WHAT YOU ARE ASKED TO DO -
Produce the listing below again, exactly as shown.

INFORMATION GIVEN -
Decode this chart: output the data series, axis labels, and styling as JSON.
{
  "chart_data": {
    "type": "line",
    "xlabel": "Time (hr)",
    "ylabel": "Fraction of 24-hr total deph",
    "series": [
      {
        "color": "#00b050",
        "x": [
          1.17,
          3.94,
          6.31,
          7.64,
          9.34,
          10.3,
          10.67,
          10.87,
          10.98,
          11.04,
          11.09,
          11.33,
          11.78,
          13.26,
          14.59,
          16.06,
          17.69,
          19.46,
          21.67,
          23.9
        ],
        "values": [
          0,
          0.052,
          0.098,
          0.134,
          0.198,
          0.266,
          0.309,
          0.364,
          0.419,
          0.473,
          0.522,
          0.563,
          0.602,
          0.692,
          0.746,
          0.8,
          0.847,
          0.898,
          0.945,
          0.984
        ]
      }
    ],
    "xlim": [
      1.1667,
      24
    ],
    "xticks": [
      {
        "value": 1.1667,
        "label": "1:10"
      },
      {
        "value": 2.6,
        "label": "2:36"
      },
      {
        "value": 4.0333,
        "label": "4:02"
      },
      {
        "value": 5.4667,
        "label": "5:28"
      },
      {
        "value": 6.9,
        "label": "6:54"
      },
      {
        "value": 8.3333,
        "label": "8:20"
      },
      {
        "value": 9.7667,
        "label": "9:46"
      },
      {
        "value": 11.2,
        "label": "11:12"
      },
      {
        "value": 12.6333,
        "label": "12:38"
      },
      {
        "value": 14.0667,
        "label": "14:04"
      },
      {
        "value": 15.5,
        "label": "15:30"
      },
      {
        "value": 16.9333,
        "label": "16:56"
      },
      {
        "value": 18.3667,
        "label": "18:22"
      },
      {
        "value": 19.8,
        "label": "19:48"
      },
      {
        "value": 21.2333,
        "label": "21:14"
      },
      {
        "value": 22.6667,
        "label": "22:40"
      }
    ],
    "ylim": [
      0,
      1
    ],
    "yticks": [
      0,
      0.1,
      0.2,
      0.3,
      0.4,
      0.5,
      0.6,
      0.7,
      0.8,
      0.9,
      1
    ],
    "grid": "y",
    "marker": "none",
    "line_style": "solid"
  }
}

TASK OUTPUT -
Decode this chart: output the data series, axis labels, and styling as JSON.
{
  "chart_data": {
    "type": "line",
    "xlabel": "Time (hr)",
    "ylabel": "Fraction of 24-hr total deph",
    "series": [
      {
        "color": "#00b050",
        "x": [
          1.17,
          3.94,
          6.31,
          7.64,
          9.34,
          10.3,
          10.67,
          10.87,
          10.98,
          11.04,
          11.09,
          11.33,
          11.78,
          13.26,
          14.59,
          16.06,
          17.69,
          19.46,
          21.67,
          23.9
        ],
        "values": [
          0,
          0.052,
          0.098,
          0.134,
          0.198,
          0.266,
          0.309,
          0.364,
          0.419,
          0.473,
          0.522,
          0.563,
          0.602,
          0.692,
          0.746,
          0.8,
          0.847,
          0.898,
          0.945,
          0.984
        ]
      }
    ],
    "xlim": [
      1.1667,
      24
    ],
    "xticks": [
      {
        "value": 1.1667,
        "label": "1:10"
      },
      {
        "value": 2.6,
        "label": "2:36"
      },
      {
        "value": 4.0333,
        "label": "4:02"
      },
      {
        "value": 5.4667,
        "label": "5:28"
      },
      {
        "value": 6.9,
        "label": "6:54"
      },
      {
        "value": 8.3333,
        "label": "8:20"
      },
      {
        "value": 9.7667,
        "label": "9:46"
      },
      {
        "value": 11.2,
        "label": "11:12"
      },
      {
        "value": 12.6333,
        "label": "12:38"
      },
      {
        "value": 14.0667,
        "label": "14:04"
      },
      {
        "value": 15.5,
        "label": "15:30"
      },
      {
        "value": 16.9333,
        "label": "16:56"
      },
      {
        "value": 18.3667,
        "label": "18:22"
      },
      {
        "value": 19.8,
        "label": "19:48"
      },
      {
        "value": 21.2333,
        "label": "21:14"
      },
      {
        "value": 22.6667,
        "label": "22:40"
      }
    ],
    "ylim": [
      0,
      1
    ],
    "yticks": [
      0,
      0.1,
      0.2,
      0.3,
      0.4,
      0.5,
      0.6,
      0.7,
      0.8,
      0.9,
      1
    ],
    "grid": "y",
    "marker": "none",
    "line_style": "solid"
  }
}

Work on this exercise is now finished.